#### REQUIREMENT:
Find how many lines contain "text" and state only that number.

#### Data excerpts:
○ ○ ○ ○ ○ ○ ○
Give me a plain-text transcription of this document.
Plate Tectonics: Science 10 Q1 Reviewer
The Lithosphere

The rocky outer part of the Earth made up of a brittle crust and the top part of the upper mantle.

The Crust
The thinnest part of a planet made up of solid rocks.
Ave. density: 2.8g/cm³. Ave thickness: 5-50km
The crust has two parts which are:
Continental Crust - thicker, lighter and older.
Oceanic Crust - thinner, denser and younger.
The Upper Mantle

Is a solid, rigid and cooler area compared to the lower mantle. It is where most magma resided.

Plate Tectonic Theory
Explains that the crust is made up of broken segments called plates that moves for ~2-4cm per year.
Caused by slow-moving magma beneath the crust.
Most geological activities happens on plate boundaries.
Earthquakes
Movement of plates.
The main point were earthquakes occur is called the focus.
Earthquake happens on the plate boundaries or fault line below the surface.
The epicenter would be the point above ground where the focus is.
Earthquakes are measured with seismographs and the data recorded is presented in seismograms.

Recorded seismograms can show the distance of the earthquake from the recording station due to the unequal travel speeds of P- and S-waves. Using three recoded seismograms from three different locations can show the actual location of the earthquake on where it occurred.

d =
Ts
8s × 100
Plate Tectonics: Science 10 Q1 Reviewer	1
○ ○ ○ ○ ○ ○ ○
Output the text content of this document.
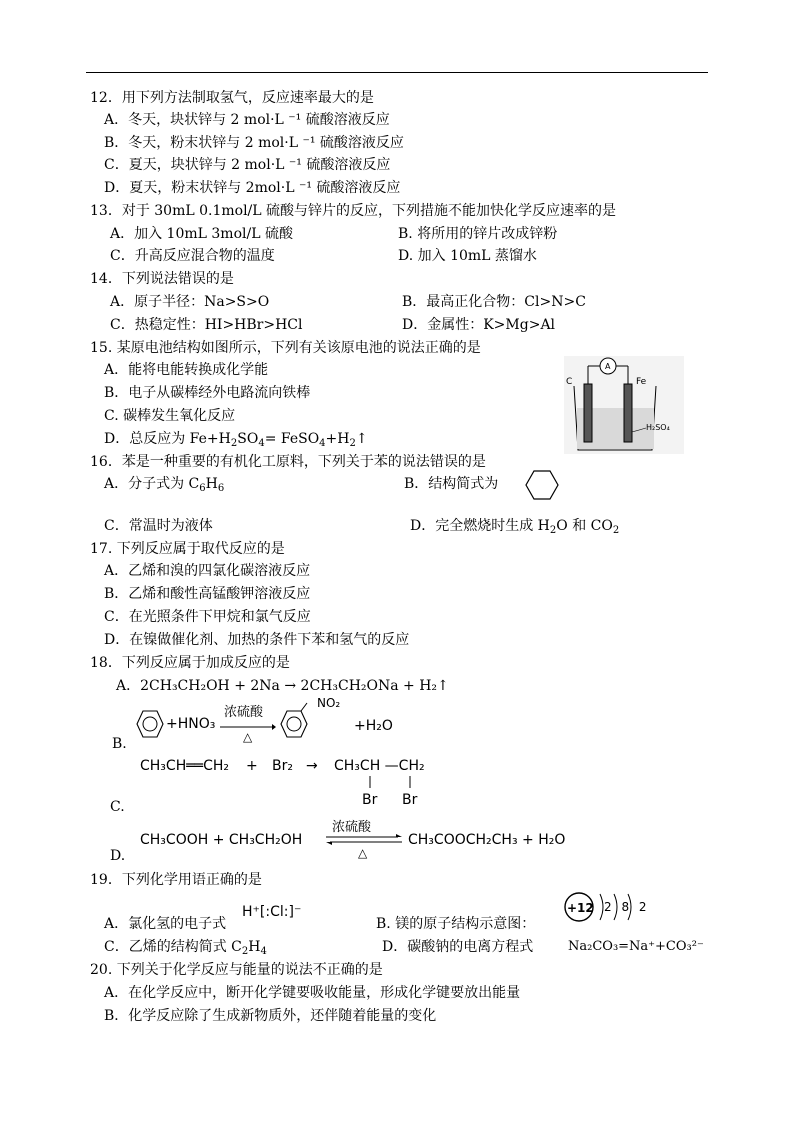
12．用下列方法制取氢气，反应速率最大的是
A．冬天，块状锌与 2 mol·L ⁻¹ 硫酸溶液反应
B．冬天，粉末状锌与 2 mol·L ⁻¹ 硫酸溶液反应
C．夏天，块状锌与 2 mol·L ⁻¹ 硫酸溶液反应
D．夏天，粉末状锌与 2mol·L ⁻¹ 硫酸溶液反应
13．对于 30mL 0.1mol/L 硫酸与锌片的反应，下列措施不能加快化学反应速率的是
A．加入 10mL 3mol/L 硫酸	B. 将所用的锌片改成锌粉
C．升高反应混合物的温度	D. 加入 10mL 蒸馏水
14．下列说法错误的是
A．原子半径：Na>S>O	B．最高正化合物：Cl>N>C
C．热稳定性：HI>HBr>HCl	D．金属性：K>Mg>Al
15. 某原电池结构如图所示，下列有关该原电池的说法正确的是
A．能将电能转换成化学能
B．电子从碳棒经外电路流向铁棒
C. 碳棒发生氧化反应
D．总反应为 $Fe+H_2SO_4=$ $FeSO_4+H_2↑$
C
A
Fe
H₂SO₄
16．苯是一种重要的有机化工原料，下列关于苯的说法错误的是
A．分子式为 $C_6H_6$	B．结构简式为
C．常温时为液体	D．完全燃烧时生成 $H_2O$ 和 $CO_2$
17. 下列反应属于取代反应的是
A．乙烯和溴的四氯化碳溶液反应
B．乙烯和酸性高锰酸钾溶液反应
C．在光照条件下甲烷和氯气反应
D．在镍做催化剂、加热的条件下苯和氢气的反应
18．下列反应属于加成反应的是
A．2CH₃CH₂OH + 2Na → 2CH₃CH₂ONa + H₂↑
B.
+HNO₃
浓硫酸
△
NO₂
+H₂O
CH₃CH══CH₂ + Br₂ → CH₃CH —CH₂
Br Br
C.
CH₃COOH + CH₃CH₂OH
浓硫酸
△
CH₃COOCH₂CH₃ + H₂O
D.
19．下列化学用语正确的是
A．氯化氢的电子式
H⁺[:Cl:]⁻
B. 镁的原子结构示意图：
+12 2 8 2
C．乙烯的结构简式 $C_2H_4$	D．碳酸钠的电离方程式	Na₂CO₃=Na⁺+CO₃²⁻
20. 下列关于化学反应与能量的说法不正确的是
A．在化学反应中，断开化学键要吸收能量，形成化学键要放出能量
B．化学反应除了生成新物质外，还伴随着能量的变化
○ ○ ○ ○ ○ ○ ○
#### TASK OUTPUT:
2